WRITTEN EXERCISE:
Please repeat the passage below about the baby Iris in full, word for word.

QUOTED TEXT:
+ + +
And then, there was Iris. The joy of our lives was now shared by them, and she was a round eyed creature of great beauty, who captivated all that encountered her.
We spent those first few days in great ease, seeing sights and people, it was a heady time for me with the newness of the new and they even did some touristy things with me in mind, we rode The Eye, they pointed out the sights, he drove me around one night, and he pointed out his life there. Then somehow, perhaps the moon crept into fullness or the thrill of the new wearing off, or how they say traveling with people is a test of a relationship, and ours was set in motion on the fourth or fifth day. It was a succession of dominos, that slow slap of one thing pushing into another to build us into raging.
I was probably woken up by listening to the baby cry. I am a light sleeper and that first gasp of air hit my ears and I was awake instantly. She may have cried for five or ten minutes or so until I heard their door open downstairs, and the lumber of his body climb the stairs and he pulling her from her crib, to tend to whatever it was ailing her. To hear a baby cry like that, one that you love, who loves you, and to not know if you should get up and tend to her, or if that would upset the woman and she would be colder to you the next time she saw you. So there I lay, on the other side of her wall, frozen by indecision.
Then, strangely, sadly, she began to cry for me even when in her mother's arms, and I cowered in the shame of having delighted in her so much that she now yearned for me. I wouldn't say she preferred me over her mother, but I do think she enjoyed spending time with me. I constantly interacted with her, with a toy, words, noises, hand clapping, testing her understanding of the world around us. It was part of our joy that previously we had been able to enjoy without boundaries. Suddenly, that woman had something to prove to her in laws, and the second the baby cried for me while in her arms, I felt the slap of those dominos falling.
+ + +
DATASET:

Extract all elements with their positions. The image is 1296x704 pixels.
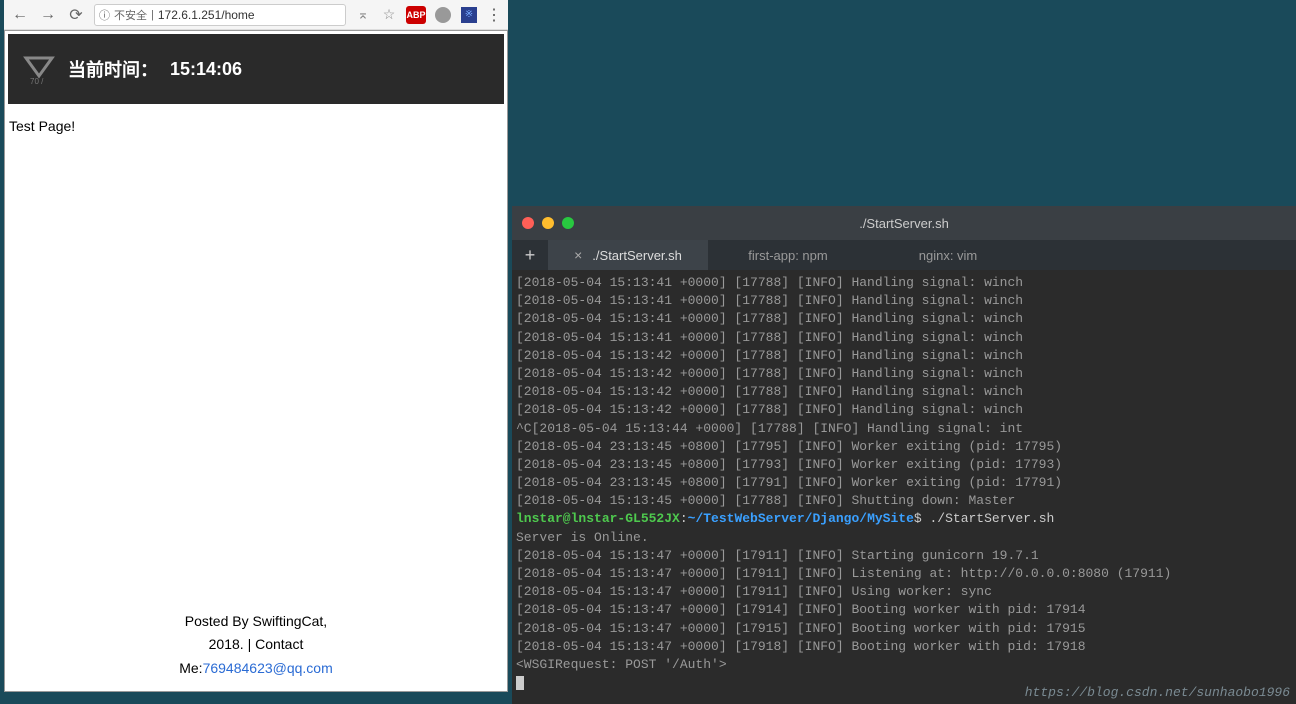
+ + +
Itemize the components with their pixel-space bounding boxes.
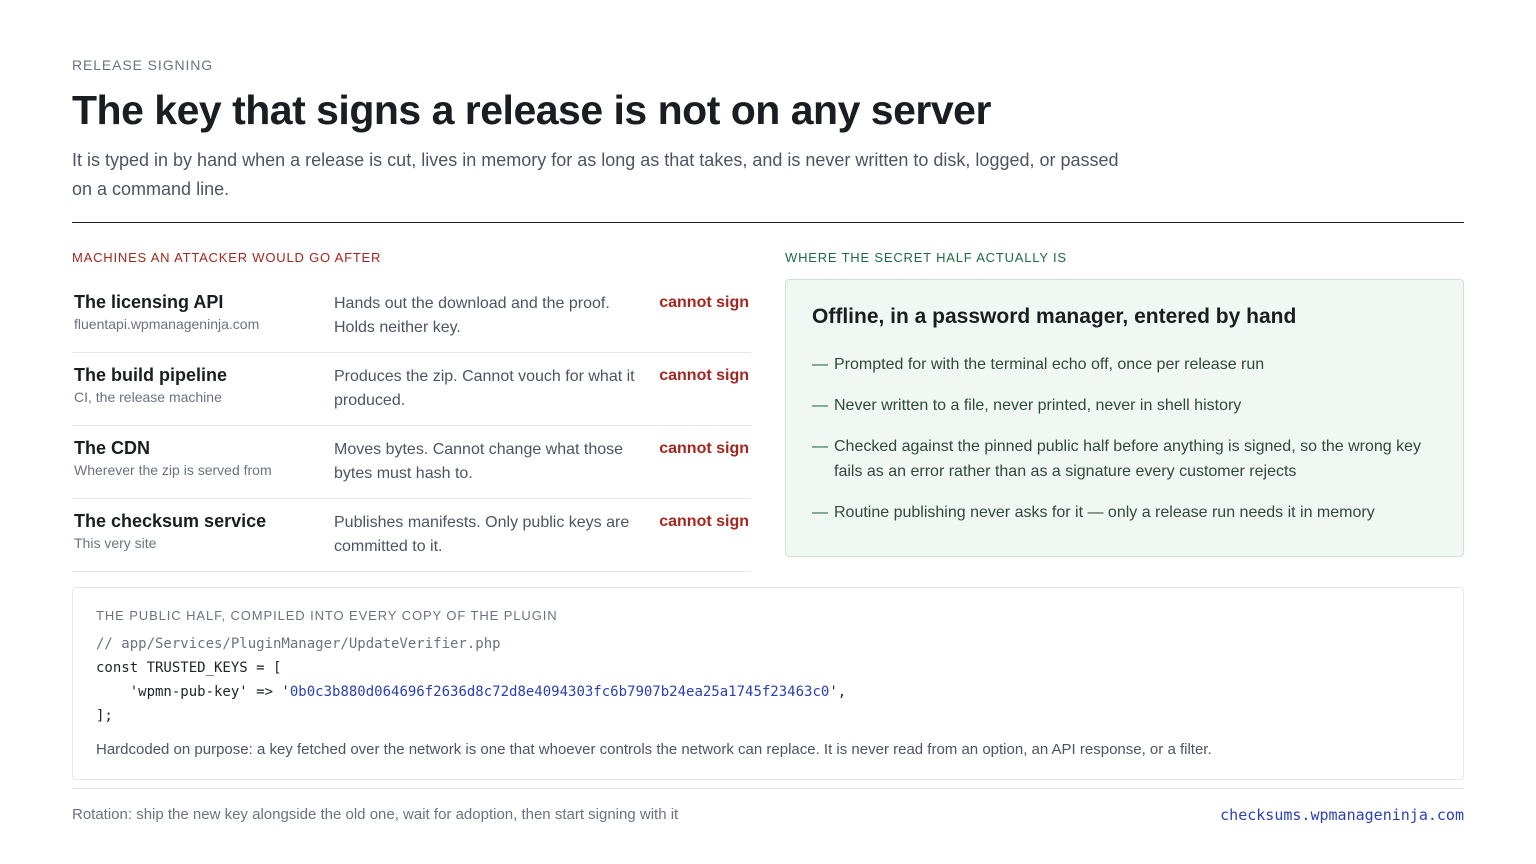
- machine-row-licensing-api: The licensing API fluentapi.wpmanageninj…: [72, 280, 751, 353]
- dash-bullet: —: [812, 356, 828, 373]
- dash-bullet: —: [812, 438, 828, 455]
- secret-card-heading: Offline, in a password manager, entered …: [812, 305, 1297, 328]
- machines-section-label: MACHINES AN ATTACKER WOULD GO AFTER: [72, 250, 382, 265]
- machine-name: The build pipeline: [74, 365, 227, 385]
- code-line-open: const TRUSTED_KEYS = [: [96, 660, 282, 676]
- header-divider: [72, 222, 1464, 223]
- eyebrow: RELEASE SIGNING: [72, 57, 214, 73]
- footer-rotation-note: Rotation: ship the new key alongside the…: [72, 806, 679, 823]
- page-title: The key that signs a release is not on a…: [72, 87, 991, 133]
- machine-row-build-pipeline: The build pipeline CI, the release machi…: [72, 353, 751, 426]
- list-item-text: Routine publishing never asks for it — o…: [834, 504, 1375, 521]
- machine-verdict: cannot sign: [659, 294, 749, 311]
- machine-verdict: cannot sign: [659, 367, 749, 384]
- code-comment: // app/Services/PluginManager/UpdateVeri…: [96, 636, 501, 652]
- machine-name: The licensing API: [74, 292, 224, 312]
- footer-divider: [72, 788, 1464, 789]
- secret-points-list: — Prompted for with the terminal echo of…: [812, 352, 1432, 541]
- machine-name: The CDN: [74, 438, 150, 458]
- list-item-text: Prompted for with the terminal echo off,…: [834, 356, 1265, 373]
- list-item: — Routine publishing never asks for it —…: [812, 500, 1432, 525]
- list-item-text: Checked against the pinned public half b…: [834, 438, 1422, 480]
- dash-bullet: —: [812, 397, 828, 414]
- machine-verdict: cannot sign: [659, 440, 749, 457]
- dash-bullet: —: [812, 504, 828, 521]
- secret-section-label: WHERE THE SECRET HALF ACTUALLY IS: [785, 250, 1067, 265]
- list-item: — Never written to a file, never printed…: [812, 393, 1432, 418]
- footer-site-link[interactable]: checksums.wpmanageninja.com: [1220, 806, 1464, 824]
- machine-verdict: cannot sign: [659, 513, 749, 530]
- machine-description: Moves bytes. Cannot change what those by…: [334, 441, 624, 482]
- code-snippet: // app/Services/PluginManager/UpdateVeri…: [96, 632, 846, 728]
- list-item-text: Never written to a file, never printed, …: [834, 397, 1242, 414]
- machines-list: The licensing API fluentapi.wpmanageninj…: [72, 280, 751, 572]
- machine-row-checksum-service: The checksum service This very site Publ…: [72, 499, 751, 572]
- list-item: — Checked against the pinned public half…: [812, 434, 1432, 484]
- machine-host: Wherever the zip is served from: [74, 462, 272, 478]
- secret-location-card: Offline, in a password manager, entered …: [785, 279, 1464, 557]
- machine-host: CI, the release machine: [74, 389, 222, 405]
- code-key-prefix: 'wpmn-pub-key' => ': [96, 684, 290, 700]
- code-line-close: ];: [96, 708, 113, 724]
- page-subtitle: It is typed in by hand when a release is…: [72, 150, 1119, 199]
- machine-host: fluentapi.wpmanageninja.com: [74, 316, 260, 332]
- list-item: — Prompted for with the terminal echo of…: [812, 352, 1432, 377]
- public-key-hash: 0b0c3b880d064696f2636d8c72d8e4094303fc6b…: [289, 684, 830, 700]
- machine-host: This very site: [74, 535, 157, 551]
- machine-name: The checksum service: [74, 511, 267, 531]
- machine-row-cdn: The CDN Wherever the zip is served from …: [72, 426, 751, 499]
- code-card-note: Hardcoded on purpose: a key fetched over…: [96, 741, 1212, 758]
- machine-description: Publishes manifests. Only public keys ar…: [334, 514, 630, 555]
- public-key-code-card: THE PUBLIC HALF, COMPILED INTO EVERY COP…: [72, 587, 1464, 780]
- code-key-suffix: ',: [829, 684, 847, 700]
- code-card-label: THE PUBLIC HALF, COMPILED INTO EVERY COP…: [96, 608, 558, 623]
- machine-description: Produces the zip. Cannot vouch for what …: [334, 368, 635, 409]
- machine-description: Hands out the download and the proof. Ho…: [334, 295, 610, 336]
+ + +
THE REPLY:
And then, there was Iris. The joy of our lives was now shared by them, and she was a round eyed creature of great beauty, who captivated all that encountered her.
We spent those first few days in great ease, seeing sights and people, it was a heady time for me with the newness of the new and they even did some touristy things with me in mind, we rode The Eye, they pointed out the sights, he drove me around one night, and he pointed out his life there. Then somehow, perhaps the moon crept into fullness or the thrill of the new wearing off, or how they say traveling with people is a test of a relationship, and ours was set in motion on the fourth or fifth day. It was a succession of dominos, that slow slap of one thing pushing into another to build us into raging.
I was probably woken up by listening to the baby cry. I am a light sleeper and that first gasp of air hit my ears and I was awake instantly. She may have cried for five or ten minutes or so until I heard their door open downstairs, and the lumber of his body climb the stairs and he pulling her from her crib, to tend to whatever it was ailing her. To hear a baby cry like that, one that you love, who loves you, and to not know if you should get up and tend to her, or if that would upset the woman and she would be colder to you the next time she saw you. So there I lay, on the other side of her wall, frozen by indecision.
Then, strangely, sadly, she began to cry for me even when in her mother's arms, and I cowered in the shame of having delighted in her so much that she now yearned for me. I wouldn't say she preferred me over her mother, but I do think she enjoyed spending time with me. I constantly interacted with her, with a toy, words, noises, hand clapping, testing her understanding of the world around us. It was part of our joy that previously we had been able to enjoy without boundaries. Suddenly, that woman had something to prove to her in laws, and the second the baby cried for me while in her arms, I felt the slap of those dominos falling.